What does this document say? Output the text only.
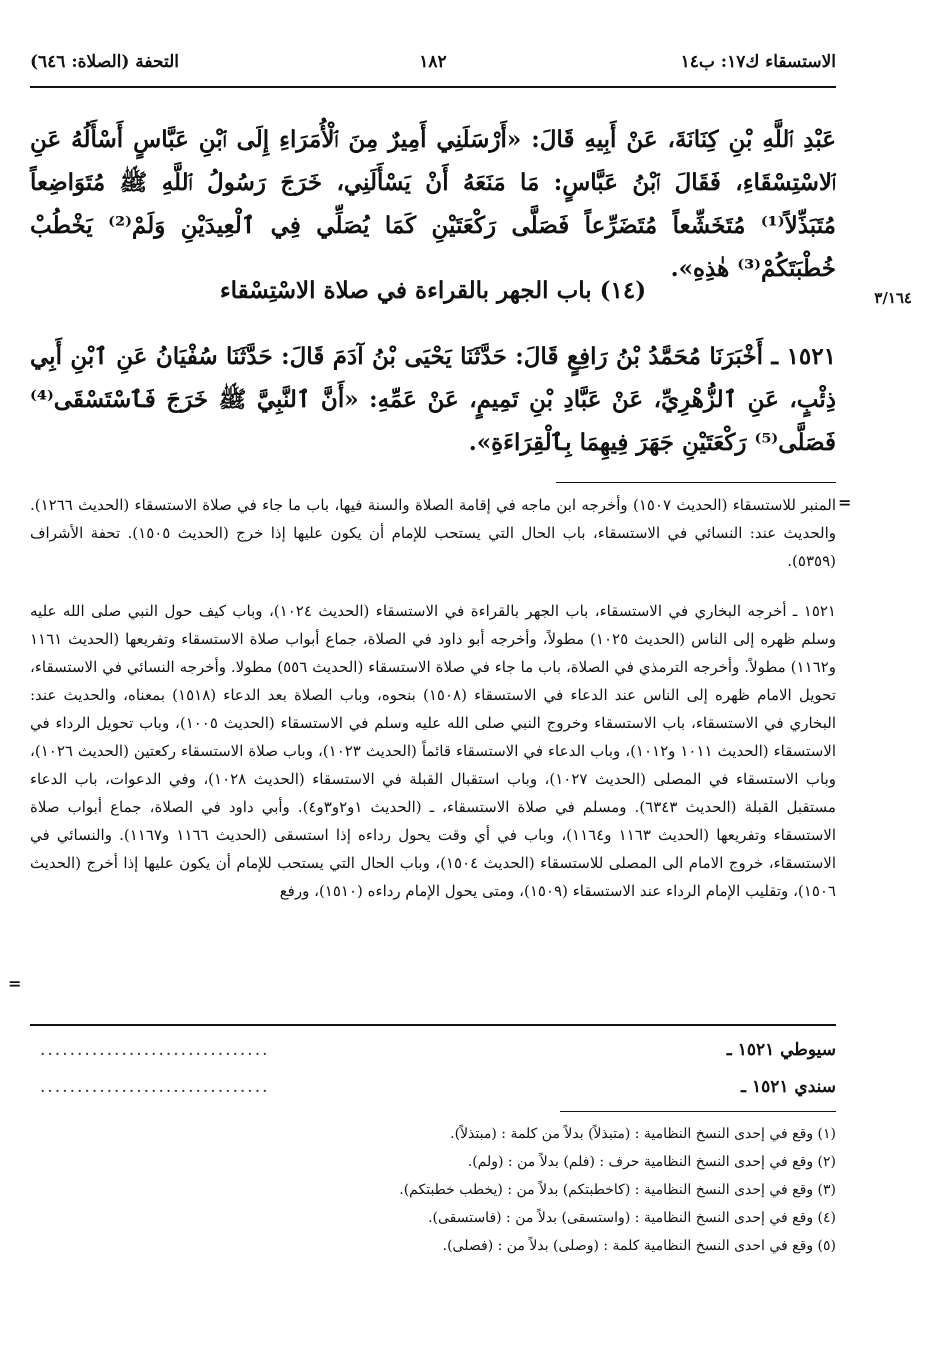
الاستسقاء ك١٧: ب١٤
١٨٢
التحفة (الصلاة: ٦٤٦)
عَبْدِ ٱللَّهِ بْنِ كِنَانَةَ، عَنْ أَبِيهِ قَالَ: «أَرْسَلَنِي أَمِيرٌ مِنَ ٱلْأُمَرَاءِ إِلَى ٱبْنِ عَبَّاسٍ أَسْأَلُهُ عَنِ ٱلاسْتِسْقَاءِ، فَقَالَ ٱبْنُ عَبَّاسٍ: مَا مَنَعَهُ أَنْ يَسْأَلَنِي، خَرَجَ رَسُولُ ٱللَّهِ ﷺ مُتَوَاضِعاً مُتَبَذِّلاً⁽¹⁾ مُتَخَشِّعاً مُتَضَرِّعاً فَصَلَّى رَكْعَتَيْنِ كَمَا يُصَلِّي فِي ٱلْعِيدَيْنِ وَلَمْ⁽²⁾ يَخْطُبْ خُطْبَتَكُمْ⁽³⁾ هٰذِهِ».
٣/١٦٤
(١٤) باب الجهر بالقراءة في صلاة الاسْتِسْقاء
١٥٢١ ـ أَخْبَرَنَا مُحَمَّدُ بْنُ رَافِعٍ قَالَ: حَدَّثَنَا يَحْيَى بْنُ آدَمَ قَالَ: حَدَّثَنَا سُفْيَانُ عَنِ ٱبْنِ أَبِي ذِئْبٍ، عَنِ ٱلزُّهْرِيِّ، عَنْ عَبَّادِ بْنِ تَمِيمٍ، عَنْ عَمِّهِ: «أَنَّ ٱلنَّبِيَّ ﷺ خَرَجَ فَٱسْتَسْقَى⁽⁴⁾ فَصَلَّى⁽⁵⁾ رَكْعَتَيْنِ جَهَرَ فِيهِمَا بِٱلْقِرَاءَةِ».
=
المنبر للاستسقاء (الحديث ١٥٠٧) وأخرجه ابن ماجه في إقامة الصلاة والسنة فيها، باب ما جاء في صلاة الاستسقاء (الحديث ١٢٦٦). والحديث عند: النسائي في الاستسقاء، باب الحال التي يستحب للإمام أن يكون عليها إذا خرج (الحديث ١٥٠٥). تحفة الأشراف (٥٣٥٩).
١٥٢١ ـ أخرجه البخاري في الاستسقاء، باب الجهر بالقراءة في الاستسقاء (الحديث ١٠٢٤)، وباب كيف حول النبي صلى الله عليه وسلم ظهره إلى الناس (الحديث ١٠٢٥) مطولاً، وأخرجه أبو داود في الصلاة، جماع أبواب صلاة الاستسقاء وتفريعها (الحديث ١١٦١ و١١٦٢) مطولاً. وأخرجه الترمذي في الصلاة، باب ما جاء في صلاة الاستسقاء (الحديث ٥٥٦) مطولا. وأخرجه النسائي في الاستسقاء، تحويل الامام ظهره إلى الناس عند الدعاء في الاستسقاء (١٥٠٨) بنحوه، وباب الصلاة بعد الدعاء (١٥١٨) بمعناه، والحديث عند: البخاري في الاستسقاء، باب الاستسقاء وخروج النبي صلى الله عليه وسلم في الاستسقاء (الحديث ١٠٠٥)، وباب تحويل الرداء في الاستسقاء (الحديث ١٠١١ و١٠١٢)، وباب الدعاء في الاستسقاء قائماً (الحديث ١٠٢٣)، وباب صلاة الاستسقاء ركعتين (الحديث ١٠٢٦)، وباب الاستسقاء في المصلى (الحديث ١٠٢٧)، وباب استقبال القبلة في الاستسقاء (الحديث ١٠٢٨)، وفي الدعوات، باب الدعاء مستقبل القبلة (الحديث ٦٣٤٣). ومسلم في صلاة الاستسقاء، ـ (الحديث ١و٢و٣و٤). وأبي داود في الصلاة، جماع أبواب صلاة الاستسقاء وتفريعها (الحديث ١١٦٣ و١١٦٤)، وباب في أي وقت يحول رداءه إذا استسقى (الحديث ١١٦٦ و١١٦٧). والنسائي في الاستسقاء، خروج الامام الى المصلى للاستسقاء (الحديث ١٥٠٤)، وباب الحال التي يستحب للإمام أن يكون عليها إذا أخرج (الحديث ١٥٠٦)، وتقليب الإمام الرداء عند الاستسقاء (١٥٠٩)، ومتى يحول الإمام رداءه (١٥١٠)، ورفع
=
سيوطي ١٥٢١ ـ
...............................
سندي ١٥٢١ ـ
...............................
(١) وقع في إحدى النسخ النظامية : (متبذلاً) بدلاً من كلمة : (مبتذلاً).
(٢) وقع في إحدى النسخ النظامية حرف : (فلم) بدلاً من : (ولم).
(٣) وقع في إحدى النسخ النظامية : (كاخطبتكم) بدلاً من : (يخطب خطبتكم).
(٤) وقع في إحدى النسخ النظامية : (واستسقى) بدلاً من : (فاستسقى).
(٥) وقع في احدى النسخ النظامية كلمة : (وصلى) بدلاً من : (فصلى).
- - - - -
# [SET TASK]
Scan the records above for the string "النسخ", then select every line that holds it.

# [EXERCISE SOLUTION]
(١) وقع في إحدى النسخ النظامية : (متبذلاً) بدلاً من كلمة : (مبتذلاً).
(٢) وقع في إحدى النسخ النظامية حرف : (فلم) بدلاً من : (ولم).
(٣) وقع في إحدى النسخ النظامية : (كاخطبتكم) بدلاً من : (يخطب خطبتكم).
(٤) وقع في إحدى النسخ النظامية : (واستسقى) بدلاً من : (فاستسقى).
(٥) وقع في احدى النسخ النظامية كلمة : (وصلى) بدلاً من : (فصلى).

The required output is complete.